> _Directive_
Convert the lines below into a numbered list, leaving out any blank lines.

> _Supplied data_
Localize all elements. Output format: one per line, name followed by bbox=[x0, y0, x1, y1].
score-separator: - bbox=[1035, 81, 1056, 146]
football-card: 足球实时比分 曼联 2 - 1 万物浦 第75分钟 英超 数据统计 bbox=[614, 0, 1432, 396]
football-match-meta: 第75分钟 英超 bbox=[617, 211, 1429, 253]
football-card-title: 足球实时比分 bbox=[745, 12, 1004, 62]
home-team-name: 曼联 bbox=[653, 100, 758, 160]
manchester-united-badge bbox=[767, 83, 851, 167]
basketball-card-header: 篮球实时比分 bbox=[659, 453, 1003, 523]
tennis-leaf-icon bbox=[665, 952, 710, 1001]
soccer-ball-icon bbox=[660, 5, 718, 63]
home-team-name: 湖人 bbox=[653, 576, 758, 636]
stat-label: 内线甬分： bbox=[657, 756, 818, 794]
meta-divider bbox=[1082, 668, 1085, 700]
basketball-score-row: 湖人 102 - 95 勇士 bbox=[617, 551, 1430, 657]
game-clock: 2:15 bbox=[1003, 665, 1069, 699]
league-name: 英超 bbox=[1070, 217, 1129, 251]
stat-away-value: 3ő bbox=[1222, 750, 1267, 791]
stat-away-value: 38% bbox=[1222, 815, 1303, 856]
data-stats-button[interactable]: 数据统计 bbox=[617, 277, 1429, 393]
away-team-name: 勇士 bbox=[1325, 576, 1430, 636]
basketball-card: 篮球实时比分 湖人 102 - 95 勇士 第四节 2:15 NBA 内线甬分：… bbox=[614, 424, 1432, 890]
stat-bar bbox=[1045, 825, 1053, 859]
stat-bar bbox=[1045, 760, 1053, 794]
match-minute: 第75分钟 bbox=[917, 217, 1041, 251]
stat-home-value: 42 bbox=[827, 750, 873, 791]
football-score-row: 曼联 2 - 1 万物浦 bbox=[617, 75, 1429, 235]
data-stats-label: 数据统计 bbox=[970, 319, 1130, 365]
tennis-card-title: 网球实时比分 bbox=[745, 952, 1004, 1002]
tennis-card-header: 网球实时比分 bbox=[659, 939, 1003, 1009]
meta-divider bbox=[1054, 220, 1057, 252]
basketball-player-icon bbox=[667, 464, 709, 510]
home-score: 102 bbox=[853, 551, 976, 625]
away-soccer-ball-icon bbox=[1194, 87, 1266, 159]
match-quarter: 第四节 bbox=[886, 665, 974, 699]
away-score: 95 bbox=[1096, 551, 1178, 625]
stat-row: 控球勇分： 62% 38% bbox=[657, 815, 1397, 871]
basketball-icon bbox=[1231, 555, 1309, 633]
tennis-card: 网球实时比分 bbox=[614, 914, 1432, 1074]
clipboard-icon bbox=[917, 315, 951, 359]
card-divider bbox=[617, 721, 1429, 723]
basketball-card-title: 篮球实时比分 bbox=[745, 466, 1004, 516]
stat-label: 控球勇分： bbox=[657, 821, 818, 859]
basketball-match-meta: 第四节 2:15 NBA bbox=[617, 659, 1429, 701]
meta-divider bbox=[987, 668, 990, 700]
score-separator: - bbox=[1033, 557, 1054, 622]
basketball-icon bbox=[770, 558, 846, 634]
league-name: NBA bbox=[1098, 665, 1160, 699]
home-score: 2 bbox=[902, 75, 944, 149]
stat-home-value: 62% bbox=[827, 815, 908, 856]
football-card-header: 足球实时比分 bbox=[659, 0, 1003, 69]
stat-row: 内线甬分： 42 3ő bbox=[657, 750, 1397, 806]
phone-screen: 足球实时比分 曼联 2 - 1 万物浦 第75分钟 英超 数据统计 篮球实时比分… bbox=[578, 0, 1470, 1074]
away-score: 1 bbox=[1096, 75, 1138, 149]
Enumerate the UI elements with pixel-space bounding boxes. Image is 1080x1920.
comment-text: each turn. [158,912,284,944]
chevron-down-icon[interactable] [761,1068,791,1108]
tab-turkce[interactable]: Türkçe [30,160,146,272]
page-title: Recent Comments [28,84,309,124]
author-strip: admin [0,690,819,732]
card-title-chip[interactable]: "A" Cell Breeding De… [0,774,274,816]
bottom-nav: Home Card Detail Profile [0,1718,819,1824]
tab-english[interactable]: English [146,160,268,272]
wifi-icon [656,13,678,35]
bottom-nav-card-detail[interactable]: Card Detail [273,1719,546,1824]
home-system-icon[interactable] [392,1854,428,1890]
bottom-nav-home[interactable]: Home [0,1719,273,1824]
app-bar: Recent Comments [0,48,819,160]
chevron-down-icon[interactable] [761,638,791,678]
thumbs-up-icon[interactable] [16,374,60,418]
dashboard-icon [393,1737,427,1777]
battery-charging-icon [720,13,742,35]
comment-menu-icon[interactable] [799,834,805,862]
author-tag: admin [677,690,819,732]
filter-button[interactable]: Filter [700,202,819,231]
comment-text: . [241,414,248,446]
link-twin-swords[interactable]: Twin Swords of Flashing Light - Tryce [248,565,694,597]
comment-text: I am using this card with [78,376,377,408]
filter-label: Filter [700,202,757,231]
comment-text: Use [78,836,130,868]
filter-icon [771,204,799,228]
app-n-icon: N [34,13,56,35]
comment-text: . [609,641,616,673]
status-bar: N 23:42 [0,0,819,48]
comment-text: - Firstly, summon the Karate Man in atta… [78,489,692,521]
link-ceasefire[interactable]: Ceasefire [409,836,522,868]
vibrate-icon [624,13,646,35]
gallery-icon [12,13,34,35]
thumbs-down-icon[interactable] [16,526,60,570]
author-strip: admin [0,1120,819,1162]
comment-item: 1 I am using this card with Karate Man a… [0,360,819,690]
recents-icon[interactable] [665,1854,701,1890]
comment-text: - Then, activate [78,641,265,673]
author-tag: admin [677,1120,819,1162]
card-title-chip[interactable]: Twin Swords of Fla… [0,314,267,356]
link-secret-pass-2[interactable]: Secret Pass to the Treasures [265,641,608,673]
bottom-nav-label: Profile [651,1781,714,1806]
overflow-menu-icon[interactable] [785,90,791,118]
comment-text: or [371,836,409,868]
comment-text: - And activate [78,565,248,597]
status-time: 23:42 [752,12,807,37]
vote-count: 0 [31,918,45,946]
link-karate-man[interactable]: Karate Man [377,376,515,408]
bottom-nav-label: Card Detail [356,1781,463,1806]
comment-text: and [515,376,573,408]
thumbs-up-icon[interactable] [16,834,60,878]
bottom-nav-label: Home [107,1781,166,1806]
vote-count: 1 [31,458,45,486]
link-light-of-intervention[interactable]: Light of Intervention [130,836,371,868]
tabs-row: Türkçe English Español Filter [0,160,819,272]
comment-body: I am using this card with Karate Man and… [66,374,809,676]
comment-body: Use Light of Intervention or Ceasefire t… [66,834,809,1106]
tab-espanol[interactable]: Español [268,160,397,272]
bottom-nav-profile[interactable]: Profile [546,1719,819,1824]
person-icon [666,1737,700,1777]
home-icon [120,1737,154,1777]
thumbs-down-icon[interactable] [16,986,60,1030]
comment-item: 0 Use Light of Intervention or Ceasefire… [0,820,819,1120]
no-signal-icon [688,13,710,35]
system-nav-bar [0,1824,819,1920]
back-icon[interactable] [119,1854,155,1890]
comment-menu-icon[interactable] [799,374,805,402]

> _Exercise output_
1. Localize all elements. Output format: one per line, name followed by bbox=[x0, y0, x1, y1].
2. score-separator: - bbox=[1035, 81, 1056, 146]
3. football-card: 足球实时比分 曼联 2 - 1 万物浦 第75分钟 英超 数据统计 bbox=[614, 0, 1432, 396]
4. football-match-meta: 第75分钟 英超 bbox=[617, 211, 1429, 253]
5. football-card-title: 足球实时比分 bbox=[745, 12, 1004, 62]
6. home-team-name: 曼联 bbox=[653, 100, 758, 160]
7. manchester-united-badge bbox=[767, 83, 851, 167]
8. basketball-card-header: 篮球实时比分 bbox=[659, 453, 1003, 523]
9. tennis-leaf-icon bbox=[665, 952, 710, 1001]
10. soccer-ball-icon bbox=[660, 5, 718, 63]
11. home-team-name: 湖人 bbox=[653, 576, 758, 636]
12. stat-label: 内线甬分： bbox=[657, 756, 818, 794]
13. meta-divider bbox=[1082, 668, 1085, 700]
14. basketball-score-row: 湖人 102 - 95 勇士 bbox=[617, 551, 1430, 657]
15. game-clock: 2:15 bbox=[1003, 665, 1069, 699]
16. league-name: 英超 bbox=[1070, 217, 1129, 251]
17. stat-away-value: 3ő bbox=[1222, 750, 1267, 791]
18. stat-away-value: 38% bbox=[1222, 815, 1303, 856]
19. data-stats-button[interactable]: 数据统计 bbox=[617, 277, 1429, 393]
20. away-team-name: 勇士 bbox=[1325, 576, 1430, 636]
21. basketball-card: 篮球实时比分 湖人 102 - 95 勇士 第四节 2:15 NBA 内线甬分：… bbox=[614, 424, 1432, 890]
22. stat-bar bbox=[1045, 825, 1053, 859]
23. stat-bar bbox=[1045, 760, 1053, 794]
24. match-minute: 第75分钟 bbox=[917, 217, 1041, 251]
25. stat-home-value: 42 bbox=[827, 750, 873, 791]
26. football-score-row: 曼联 2 - 1 万物浦 bbox=[617, 75, 1429, 235]
27. data-stats-label: 数据统计 bbox=[970, 319, 1130, 365]
28. tennis-card-title: 网球实时比分 bbox=[745, 952, 1004, 1002]
29. tennis-card-header: 网球实时比分 bbox=[659, 939, 1003, 1009]
30. meta-divider bbox=[1054, 220, 1057, 252]
31. basketball-player-icon bbox=[667, 464, 709, 510]
32. home-score: 102 bbox=[853, 551, 976, 625]
33. away-soccer-ball-icon bbox=[1194, 87, 1266, 159]
34. match-quarter: 第四节 bbox=[886, 665, 974, 699]
35. away-score: 95 bbox=[1096, 551, 1178, 625]
36. stat-row: 控球勇分： 62% 38% bbox=[657, 815, 1397, 871]
37. basketball-icon bbox=[1231, 555, 1309, 633]
38. tennis-card: 网球实时比分 bbox=[614, 914, 1432, 1074]
39. clipboard-icon bbox=[917, 315, 951, 359]
40. card-divider bbox=[617, 721, 1429, 723]
41. basketball-card-title: 篮球实时比分 bbox=[745, 466, 1004, 516]
42. stat-label: 控球勇分： bbox=[657, 821, 818, 859]
43. basketball-match-meta: 第四节 2:15 NBA bbox=[617, 659, 1429, 701]
44. meta-divider bbox=[987, 668, 990, 700]
45. score-separator: - bbox=[1033, 557, 1054, 622]
46. basketball-icon bbox=[770, 558, 846, 634]
47. league-name: NBA bbox=[1098, 665, 1160, 699]
48. home-score: 2 bbox=[902, 75, 944, 149]
49. stat-home-value: 62% bbox=[827, 815, 908, 856]
50. football-card-header: 足球实时比分 bbox=[659, 0, 1003, 69]
51. stat-row: 内线甬分： 42 3ő bbox=[657, 750, 1397, 806]
52. phone-screen: 足球实时比分 曼联 2 - 1 万物浦 第75分钟 英超 数据统计 篮球实时比分… bbox=[578, 0, 1470, 1074]
53. away-score: 1 bbox=[1096, 75, 1138, 149]
54. Enumerate the UI elements with pixel-space bounding boxes. Image is 1080x1920.
55. comment-text: each turn. [158,912,284,944]
56. chevron-down-icon[interactable] [761,1068,791,1108]
57. tab-turkce[interactable]: Türkçe [30,160,146,272]
58. page-title: Recent Comments [28,84,309,124]
59. author-strip: admin [0,690,819,732]
60. card-title-chip[interactable]: "A" Cell Breeding De… [0,774,274,816]
61. bottom-nav: Home Card Detail Profile [0,1718,819,1824]
62. tab-english[interactable]: English [146,160,268,272]
63. wifi-icon [656,13,678,35]
64. bottom-nav-card-detail[interactable]: Card Detail [273,1719,546,1824]
65. home-system-icon[interactable] [392,1854,428,1890]
66. bottom-nav-home[interactable]: Home [0,1719,273,1824]
67. app-bar: Recent Comments [0,48,819,160]
68. chevron-down-icon[interactable] [761,638,791,678]
69. thumbs-up-icon[interactable] [16,374,60,418]
70. dashboard-icon [393,1737,427,1777]
71. battery-charging-icon [720,13,742,35]
72. comment-menu-icon[interactable] [799,834,805,862]
73. author-tag: admin [677,690,819,732]
74. filter-button[interactable]: Filter [700,202,819,231]
75. comment-text: . [241,414,248,446]
76. link-twin-swords[interactable]: Twin Swords of Flashing Light - Tryce [248,565,694,597]
77. comment-text: I am using this card with [78,376,377,408]
78. filter-label: Filter [700,202,757,231]
79. comment-text: Use [78,836,130,868]
80. filter-icon [771,204,799,228]
81. app-n-icon: N [34,13,56,35]
82. comment-text: . [609,641,616,673]
83. status-bar: N 23:42 [0,0,819,48]
84. comment-text: - Firstly, summon the Karate Man in atta… [78,489,692,521]
85. link-ceasefire[interactable]: Ceasefire [409,836,522,868]
86. vibrate-icon [624,13,646,35]
87. gallery-icon [12,13,34,35]
88. thumbs-down-icon[interactable] [16,526,60,570]
89. author-strip: admin [0,1120,819,1162]
90. comment-item: 1 I am using this card with Karate Man a… [0,360,819,690]
91. recents-icon[interactable] [665,1854,701,1890]
92. comment-text: - Then, activate [78,641,265,673]
93. author-tag: admin [677,1120,819,1162]
94. card-title-chip[interactable]: Twin Swords of Fla… [0,314,267,356]
95. link-secret-pass-2[interactable]: Secret Pass to the Treasures [265,641,608,673]
96. bottom-nav-label: Profile [651,1781,714,1806]
97. overflow-menu-icon[interactable] [785,90,791,118]
98. comment-text: or [371,836,409,868]
99. comment-text: - And activate [78,565,248,597]
100. status-time: 23:42 [752,12,807,37]
101. vote-count: 0 [31,918,45,946]
102. link-karate-man[interactable]: Karate Man [377,376,515,408]
103. bottom-nav-label: Card Detail [356,1781,463,1806]
104. comment-text: and [515,376,573,408]
105. thumbs-up-icon[interactable] [16,834,60,878]
106. bottom-nav-label: Home [107,1781,166,1806]
107. vote-count: 1 [31,458,45,486]
108. link-light-of-intervention[interactable]: Light of Intervention [130,836,371,868]
109. tabs-row: Türkçe English Español Filter [0,160,819,272]
110. comment-body: I am using this card with Karate Man and… [66,374,809,676]
111. comment-body: Use Light of Intervention or Ceasefire t… [66,834,809,1106]
112. tab-espanol[interactable]: Español [268,160,397,272]
113. bottom-nav-profile[interactable]: Profile [546,1719,819,1824]
114. person-icon [666,1737,700,1777]
115. home-icon [120,1737,154,1777]
116. thumbs-down-icon[interactable] [16,986,60,1030]
117. comment-item: 0 Use Light of Intervention or Ceasefire… [0,820,819,1120]
118. no-signal-icon [688,13,710,35]
119. system-nav-bar [0,1824,819,1920]
120. back-icon[interactable] [119,1854,155,1890]
121. comment-menu-icon[interactable] [799,374,805,402]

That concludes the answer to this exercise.